### Records shown ###
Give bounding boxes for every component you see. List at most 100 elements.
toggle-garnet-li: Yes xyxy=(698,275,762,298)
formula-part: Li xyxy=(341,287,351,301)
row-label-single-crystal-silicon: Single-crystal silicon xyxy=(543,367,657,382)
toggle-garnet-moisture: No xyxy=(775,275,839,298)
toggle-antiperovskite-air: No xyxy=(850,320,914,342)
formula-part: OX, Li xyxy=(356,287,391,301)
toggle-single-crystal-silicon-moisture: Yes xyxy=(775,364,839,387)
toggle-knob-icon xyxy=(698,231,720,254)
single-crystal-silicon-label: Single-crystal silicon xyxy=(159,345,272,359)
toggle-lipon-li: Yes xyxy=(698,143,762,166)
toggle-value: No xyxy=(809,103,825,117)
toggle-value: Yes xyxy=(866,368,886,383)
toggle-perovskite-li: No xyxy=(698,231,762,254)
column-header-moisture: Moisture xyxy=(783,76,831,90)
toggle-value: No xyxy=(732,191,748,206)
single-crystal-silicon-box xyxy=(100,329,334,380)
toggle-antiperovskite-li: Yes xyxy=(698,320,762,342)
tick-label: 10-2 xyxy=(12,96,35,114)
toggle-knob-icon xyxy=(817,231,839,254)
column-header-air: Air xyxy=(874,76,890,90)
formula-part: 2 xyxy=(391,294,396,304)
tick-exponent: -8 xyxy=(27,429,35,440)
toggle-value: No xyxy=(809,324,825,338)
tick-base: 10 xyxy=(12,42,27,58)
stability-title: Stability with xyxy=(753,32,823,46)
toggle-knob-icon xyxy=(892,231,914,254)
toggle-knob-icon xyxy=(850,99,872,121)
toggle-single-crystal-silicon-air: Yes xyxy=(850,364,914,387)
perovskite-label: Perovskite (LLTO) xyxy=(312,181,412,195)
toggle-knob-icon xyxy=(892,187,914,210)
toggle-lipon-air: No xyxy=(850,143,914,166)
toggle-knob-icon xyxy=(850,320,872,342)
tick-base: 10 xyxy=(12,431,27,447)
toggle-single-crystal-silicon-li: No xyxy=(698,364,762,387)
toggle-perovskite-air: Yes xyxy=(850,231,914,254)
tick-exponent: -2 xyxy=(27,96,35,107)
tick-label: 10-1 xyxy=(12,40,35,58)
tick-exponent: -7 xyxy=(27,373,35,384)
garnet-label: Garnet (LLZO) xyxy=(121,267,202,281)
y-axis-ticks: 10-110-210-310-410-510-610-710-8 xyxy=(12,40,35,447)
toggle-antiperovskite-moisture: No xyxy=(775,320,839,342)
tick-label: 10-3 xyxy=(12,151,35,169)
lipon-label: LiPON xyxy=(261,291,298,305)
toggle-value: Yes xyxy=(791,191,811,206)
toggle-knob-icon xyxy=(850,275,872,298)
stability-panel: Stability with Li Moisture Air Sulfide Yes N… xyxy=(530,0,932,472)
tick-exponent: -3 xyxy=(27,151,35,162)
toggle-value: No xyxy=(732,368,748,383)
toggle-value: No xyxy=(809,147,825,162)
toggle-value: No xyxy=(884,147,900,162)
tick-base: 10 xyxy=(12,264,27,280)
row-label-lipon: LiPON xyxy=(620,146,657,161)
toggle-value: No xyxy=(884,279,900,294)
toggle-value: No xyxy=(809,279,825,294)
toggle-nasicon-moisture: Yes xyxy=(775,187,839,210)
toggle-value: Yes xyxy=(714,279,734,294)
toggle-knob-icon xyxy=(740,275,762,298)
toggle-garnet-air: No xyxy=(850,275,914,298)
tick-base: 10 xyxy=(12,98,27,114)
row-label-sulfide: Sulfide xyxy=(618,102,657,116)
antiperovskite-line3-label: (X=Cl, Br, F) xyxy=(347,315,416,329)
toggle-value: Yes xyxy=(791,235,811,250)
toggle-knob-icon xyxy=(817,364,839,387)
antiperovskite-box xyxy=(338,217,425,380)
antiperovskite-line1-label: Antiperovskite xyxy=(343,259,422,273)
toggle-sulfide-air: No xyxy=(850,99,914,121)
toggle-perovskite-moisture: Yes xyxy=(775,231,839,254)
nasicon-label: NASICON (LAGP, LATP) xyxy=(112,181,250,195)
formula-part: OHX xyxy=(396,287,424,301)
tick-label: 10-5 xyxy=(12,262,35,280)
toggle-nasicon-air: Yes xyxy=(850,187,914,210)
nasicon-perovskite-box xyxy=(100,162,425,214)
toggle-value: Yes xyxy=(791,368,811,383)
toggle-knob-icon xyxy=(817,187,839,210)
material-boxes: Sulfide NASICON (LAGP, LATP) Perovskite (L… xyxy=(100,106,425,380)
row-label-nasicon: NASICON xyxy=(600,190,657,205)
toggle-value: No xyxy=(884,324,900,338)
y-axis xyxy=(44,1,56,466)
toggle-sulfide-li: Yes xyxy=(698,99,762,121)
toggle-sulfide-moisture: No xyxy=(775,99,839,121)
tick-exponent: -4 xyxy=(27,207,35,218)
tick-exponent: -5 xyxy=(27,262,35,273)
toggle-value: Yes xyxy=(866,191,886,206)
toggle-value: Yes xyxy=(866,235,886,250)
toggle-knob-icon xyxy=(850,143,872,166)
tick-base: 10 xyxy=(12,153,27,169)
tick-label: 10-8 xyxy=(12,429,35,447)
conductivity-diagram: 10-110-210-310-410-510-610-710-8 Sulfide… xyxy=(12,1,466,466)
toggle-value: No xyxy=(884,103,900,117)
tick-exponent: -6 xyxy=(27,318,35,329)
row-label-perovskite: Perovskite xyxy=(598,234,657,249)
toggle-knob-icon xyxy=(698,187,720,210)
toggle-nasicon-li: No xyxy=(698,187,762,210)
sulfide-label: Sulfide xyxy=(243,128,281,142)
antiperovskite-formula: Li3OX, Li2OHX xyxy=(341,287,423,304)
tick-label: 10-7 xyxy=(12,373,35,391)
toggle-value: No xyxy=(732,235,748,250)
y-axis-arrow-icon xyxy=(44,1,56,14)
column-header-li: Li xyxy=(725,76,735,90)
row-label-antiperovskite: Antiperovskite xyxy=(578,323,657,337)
###
What the task requires:
Can you reproduce every line of the listing above word for word?

Reply to the exercise:
Give bounding boxes for every component you see. List at most 100 elements.
toggle-garnet-li: Yes xyxy=(698,275,762,298)
formula-part: Li xyxy=(341,287,351,301)
row-label-single-crystal-silicon: Single-crystal silicon xyxy=(543,367,657,382)
toggle-garnet-moisture: No xyxy=(775,275,839,298)
toggle-antiperovskite-air: No xyxy=(850,320,914,342)
formula-part: OX, Li xyxy=(356,287,391,301)
toggle-single-crystal-silicon-moisture: Yes xyxy=(775,364,839,387)
toggle-knob-icon xyxy=(698,231,720,254)
single-crystal-silicon-label: Single-crystal silicon xyxy=(159,345,272,359)
toggle-lipon-li: Yes xyxy=(698,143,762,166)
toggle-value: No xyxy=(809,103,825,117)
toggle-value: Yes xyxy=(866,368,886,383)
toggle-perovskite-li: No xyxy=(698,231,762,254)
column-header-moisture: Moisture xyxy=(783,76,831,90)
toggle-value: No xyxy=(732,191,748,206)
single-crystal-silicon-box xyxy=(100,329,334,380)
toggle-antiperovskite-li: Yes xyxy=(698,320,762,342)
tick-label: 10-2 xyxy=(12,96,35,114)
toggle-knob-icon xyxy=(817,231,839,254)
column-header-air: Air xyxy=(874,76,890,90)
formula-part: 2 xyxy=(391,294,396,304)
tick-exponent: -8 xyxy=(27,429,35,440)
toggle-value: No xyxy=(809,324,825,338)
tick-base: 10 xyxy=(12,42,27,58)
stability-title: Stability with xyxy=(753,32,823,46)
toggle-knob-icon xyxy=(892,231,914,254)
toggle-knob-icon xyxy=(850,99,872,121)
toggle-single-crystal-silicon-air: Yes xyxy=(850,364,914,387)
perovskite-label: Perovskite (LLTO) xyxy=(312,181,412,195)
toggle-knob-icon xyxy=(892,187,914,210)
toggle-lipon-air: No xyxy=(850,143,914,166)
toggle-knob-icon xyxy=(850,320,872,342)
tick-base: 10 xyxy=(12,431,27,447)
toggle-single-crystal-silicon-li: No xyxy=(698,364,762,387)
toggle-perovskite-air: Yes xyxy=(850,231,914,254)
tick-exponent: -2 xyxy=(27,96,35,107)
tick-label: 10-1 xyxy=(12,40,35,58)
tick-exponent: -7 xyxy=(27,373,35,384)
garnet-label: Garnet (LLZO) xyxy=(121,267,202,281)
y-axis-ticks: 10-110-210-310-410-510-610-710-8 xyxy=(12,40,35,447)
toggle-antiperovskite-moisture: No xyxy=(775,320,839,342)
tick-label: 10-3 xyxy=(12,151,35,169)
lipon-label: LiPON xyxy=(261,291,298,305)
toggle-value: Yes xyxy=(791,191,811,206)
toggle-knob-icon xyxy=(850,275,872,298)
stability-panel: Stability with Li Moisture Air Sulfide Yes N… xyxy=(530,0,932,472)
tick-exponent: -3 xyxy=(27,151,35,162)
toggle-value: No xyxy=(732,368,748,383)
toggle-value: No xyxy=(809,147,825,162)
toggle-value: No xyxy=(884,147,900,162)
tick-base: 10 xyxy=(12,264,27,280)
row-label-lipon: LiPON xyxy=(620,146,657,161)
toggle-value: No xyxy=(884,279,900,294)
toggle-value: No xyxy=(809,279,825,294)
toggle-nasicon-moisture: Yes xyxy=(775,187,839,210)
toggle-value: Yes xyxy=(714,279,734,294)
toggle-knob-icon xyxy=(740,275,762,298)
toggle-garnet-air: No xyxy=(850,275,914,298)
tick-base: 10 xyxy=(12,98,27,114)
row-label-sulfide: Sulfide xyxy=(618,102,657,116)
antiperovskite-line3-label: (X=Cl, Br, F) xyxy=(347,315,416,329)
toggle-value: Yes xyxy=(791,235,811,250)
toggle-knob-icon xyxy=(817,364,839,387)
antiperovskite-box xyxy=(338,217,425,380)
antiperovskite-line1-label: Antiperovskite xyxy=(343,259,422,273)
toggle-sulfide-air: No xyxy=(850,99,914,121)
toggle-perovskite-moisture: Yes xyxy=(775,231,839,254)
nasicon-label: NASICON (LAGP, LATP) xyxy=(112,181,250,195)
formula-part: OHX xyxy=(396,287,424,301)
tick-label: 10-5 xyxy=(12,262,35,280)
toggle-nasicon-air: Yes xyxy=(850,187,914,210)
nasicon-perovskite-box xyxy=(100,162,425,214)
toggle-value: Yes xyxy=(791,368,811,383)
toggle-knob-icon xyxy=(817,187,839,210)
material-boxes: Sulfide NASICON (LAGP, LATP) Perovskite (L… xyxy=(100,106,425,380)
row-label-nasicon: NASICON xyxy=(600,190,657,205)
toggle-value: No xyxy=(884,324,900,338)
y-axis xyxy=(44,1,56,466)
toggle-sulfide-li: Yes xyxy=(698,99,762,121)
toggle-sulfide-moisture: No xyxy=(775,99,839,121)
tick-exponent: -4 xyxy=(27,207,35,218)
tick-exponent: -5 xyxy=(27,262,35,273)
toggle-value: Yes xyxy=(866,191,886,206)
toggle-value: Yes xyxy=(866,235,886,250)
toggle-knob-icon xyxy=(850,143,872,166)
tick-base: 10 xyxy=(12,153,27,169)
tick-label: 10-8 xyxy=(12,429,35,447)
conductivity-diagram: 10-110-210-310-410-510-610-710-8 Sulfide… xyxy=(12,1,466,466)
toggle-value: No xyxy=(884,103,900,117)
tick-exponent: -6 xyxy=(27,318,35,329)
row-label-perovskite: Perovskite xyxy=(598,234,657,249)
toggle-knob-icon xyxy=(698,187,720,210)
toggle-nasicon-li: No xyxy=(698,187,762,210)
sulfide-label: Sulfide xyxy=(243,128,281,142)
antiperovskite-formula: Li3OX, Li2OHX xyxy=(341,287,423,304)
tick-label: 10-7 xyxy=(12,373,35,391)
toggle-value: No xyxy=(732,235,748,250)
y-axis-arrow-icon xyxy=(44,1,56,14)
column-header-li: Li xyxy=(725,76,735,90)
row-label-antiperovskite: Antiperovskite xyxy=(578,323,657,337)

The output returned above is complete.